→ **Directive**: Gather up the lines with the word "ويقال" in them.
==== Data provided
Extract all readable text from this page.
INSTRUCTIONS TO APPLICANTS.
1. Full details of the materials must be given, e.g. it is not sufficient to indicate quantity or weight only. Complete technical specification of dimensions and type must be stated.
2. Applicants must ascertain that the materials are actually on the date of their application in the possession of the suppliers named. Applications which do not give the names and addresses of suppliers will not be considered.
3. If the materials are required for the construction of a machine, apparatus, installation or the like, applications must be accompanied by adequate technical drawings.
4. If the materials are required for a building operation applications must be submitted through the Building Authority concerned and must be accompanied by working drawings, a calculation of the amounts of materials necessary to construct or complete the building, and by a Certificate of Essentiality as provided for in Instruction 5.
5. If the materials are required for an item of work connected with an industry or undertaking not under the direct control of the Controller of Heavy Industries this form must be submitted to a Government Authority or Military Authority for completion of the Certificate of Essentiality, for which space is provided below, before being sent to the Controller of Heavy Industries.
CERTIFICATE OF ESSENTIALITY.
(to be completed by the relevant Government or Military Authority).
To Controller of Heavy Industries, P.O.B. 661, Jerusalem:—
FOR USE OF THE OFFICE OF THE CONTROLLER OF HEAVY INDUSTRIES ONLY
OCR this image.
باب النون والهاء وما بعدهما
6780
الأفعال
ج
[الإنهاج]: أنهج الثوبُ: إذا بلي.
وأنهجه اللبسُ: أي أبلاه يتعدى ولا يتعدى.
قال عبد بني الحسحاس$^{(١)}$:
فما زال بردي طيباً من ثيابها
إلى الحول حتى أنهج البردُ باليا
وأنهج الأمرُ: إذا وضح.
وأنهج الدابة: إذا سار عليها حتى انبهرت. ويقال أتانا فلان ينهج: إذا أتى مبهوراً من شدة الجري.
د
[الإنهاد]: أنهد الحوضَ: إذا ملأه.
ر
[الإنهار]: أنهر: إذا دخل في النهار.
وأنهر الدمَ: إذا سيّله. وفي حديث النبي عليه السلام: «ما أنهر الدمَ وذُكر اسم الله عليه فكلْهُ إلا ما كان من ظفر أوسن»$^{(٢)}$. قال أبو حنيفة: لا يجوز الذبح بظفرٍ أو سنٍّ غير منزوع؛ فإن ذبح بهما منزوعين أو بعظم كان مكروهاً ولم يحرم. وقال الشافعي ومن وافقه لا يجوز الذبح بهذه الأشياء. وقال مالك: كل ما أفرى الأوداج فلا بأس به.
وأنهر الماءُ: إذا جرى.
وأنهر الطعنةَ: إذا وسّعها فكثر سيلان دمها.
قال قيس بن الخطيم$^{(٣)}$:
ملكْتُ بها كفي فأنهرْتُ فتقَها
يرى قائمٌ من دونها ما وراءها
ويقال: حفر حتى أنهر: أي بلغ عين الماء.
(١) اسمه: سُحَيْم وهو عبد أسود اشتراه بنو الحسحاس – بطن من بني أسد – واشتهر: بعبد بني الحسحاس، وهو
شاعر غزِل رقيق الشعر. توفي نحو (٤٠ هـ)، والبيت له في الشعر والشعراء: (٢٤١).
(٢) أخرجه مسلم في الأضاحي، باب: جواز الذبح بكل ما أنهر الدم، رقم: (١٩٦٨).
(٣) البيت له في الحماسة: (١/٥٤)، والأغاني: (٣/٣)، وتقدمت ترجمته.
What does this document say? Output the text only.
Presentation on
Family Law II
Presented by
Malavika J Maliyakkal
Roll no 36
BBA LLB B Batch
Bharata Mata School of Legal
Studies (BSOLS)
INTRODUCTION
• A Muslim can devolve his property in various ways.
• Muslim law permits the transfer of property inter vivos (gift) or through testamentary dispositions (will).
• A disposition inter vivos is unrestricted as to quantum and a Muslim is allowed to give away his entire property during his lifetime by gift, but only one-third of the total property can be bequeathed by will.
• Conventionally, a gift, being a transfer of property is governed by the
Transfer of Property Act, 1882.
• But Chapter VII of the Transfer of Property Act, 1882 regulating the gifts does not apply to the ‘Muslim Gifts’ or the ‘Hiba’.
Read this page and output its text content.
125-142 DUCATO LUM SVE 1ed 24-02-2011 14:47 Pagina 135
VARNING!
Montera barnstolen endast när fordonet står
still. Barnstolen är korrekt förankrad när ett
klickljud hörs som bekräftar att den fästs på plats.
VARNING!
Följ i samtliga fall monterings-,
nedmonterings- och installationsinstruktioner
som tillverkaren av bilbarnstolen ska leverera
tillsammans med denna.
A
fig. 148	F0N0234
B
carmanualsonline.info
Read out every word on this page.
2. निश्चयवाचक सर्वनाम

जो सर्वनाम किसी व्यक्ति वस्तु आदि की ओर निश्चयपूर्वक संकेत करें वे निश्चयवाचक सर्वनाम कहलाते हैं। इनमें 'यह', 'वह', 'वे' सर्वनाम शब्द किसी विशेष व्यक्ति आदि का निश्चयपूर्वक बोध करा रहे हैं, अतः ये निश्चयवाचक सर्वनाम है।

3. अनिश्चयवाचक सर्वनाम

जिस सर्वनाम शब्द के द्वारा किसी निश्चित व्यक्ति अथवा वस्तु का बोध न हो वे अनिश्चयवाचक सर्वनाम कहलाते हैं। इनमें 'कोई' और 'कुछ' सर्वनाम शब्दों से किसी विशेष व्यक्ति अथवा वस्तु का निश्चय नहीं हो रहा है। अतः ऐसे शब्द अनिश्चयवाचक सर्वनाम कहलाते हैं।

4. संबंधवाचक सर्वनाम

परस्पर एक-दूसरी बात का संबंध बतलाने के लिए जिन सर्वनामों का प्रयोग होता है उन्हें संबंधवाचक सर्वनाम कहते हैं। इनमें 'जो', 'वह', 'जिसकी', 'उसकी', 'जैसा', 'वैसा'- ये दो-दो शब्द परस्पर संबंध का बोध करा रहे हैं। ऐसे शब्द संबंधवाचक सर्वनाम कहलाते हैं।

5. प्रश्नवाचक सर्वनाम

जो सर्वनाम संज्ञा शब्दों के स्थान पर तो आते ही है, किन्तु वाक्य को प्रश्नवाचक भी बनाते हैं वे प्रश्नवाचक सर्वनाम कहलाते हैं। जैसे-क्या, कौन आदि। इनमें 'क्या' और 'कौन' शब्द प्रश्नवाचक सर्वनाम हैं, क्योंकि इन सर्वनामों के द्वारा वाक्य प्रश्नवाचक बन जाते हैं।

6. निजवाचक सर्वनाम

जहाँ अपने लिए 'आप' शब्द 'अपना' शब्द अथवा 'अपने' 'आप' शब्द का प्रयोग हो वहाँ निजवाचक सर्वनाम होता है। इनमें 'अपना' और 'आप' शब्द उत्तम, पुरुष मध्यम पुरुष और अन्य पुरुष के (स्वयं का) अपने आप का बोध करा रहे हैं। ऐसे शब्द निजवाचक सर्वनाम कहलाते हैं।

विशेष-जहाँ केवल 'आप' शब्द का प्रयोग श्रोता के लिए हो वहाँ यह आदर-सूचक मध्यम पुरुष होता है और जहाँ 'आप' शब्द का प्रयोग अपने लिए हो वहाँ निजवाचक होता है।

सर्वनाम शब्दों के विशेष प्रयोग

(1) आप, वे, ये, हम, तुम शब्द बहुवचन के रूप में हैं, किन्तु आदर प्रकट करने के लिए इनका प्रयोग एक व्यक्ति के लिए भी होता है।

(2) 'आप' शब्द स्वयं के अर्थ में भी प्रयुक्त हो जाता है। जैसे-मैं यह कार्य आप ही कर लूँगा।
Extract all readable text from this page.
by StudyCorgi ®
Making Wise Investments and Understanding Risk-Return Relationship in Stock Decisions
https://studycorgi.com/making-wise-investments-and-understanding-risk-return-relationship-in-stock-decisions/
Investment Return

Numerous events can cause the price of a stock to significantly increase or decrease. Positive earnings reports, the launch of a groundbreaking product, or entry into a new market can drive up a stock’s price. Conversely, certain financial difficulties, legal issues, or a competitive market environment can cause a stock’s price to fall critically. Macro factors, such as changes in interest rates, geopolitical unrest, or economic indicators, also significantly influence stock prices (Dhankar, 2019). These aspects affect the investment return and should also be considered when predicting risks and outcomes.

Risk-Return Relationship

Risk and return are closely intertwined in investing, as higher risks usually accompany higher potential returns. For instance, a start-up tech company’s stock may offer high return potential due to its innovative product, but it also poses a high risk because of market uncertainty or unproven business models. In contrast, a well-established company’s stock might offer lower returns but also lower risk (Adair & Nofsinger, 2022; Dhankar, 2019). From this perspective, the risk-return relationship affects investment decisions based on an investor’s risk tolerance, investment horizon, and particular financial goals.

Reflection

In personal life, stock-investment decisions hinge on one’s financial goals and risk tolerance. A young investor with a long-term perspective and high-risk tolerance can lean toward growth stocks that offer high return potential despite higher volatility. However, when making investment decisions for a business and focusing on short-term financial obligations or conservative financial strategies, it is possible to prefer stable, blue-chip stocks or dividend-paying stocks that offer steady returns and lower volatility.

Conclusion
========
→ **Solution for this task**:
وأنهج الدابة: إذا سار عليها حتى انبهرت. ويقال أتانا فلان ينهج: إذا أتى مبهوراً من شدة الجري.
ويقال: حفر حتى أنهر: أي بلغ عين الماء.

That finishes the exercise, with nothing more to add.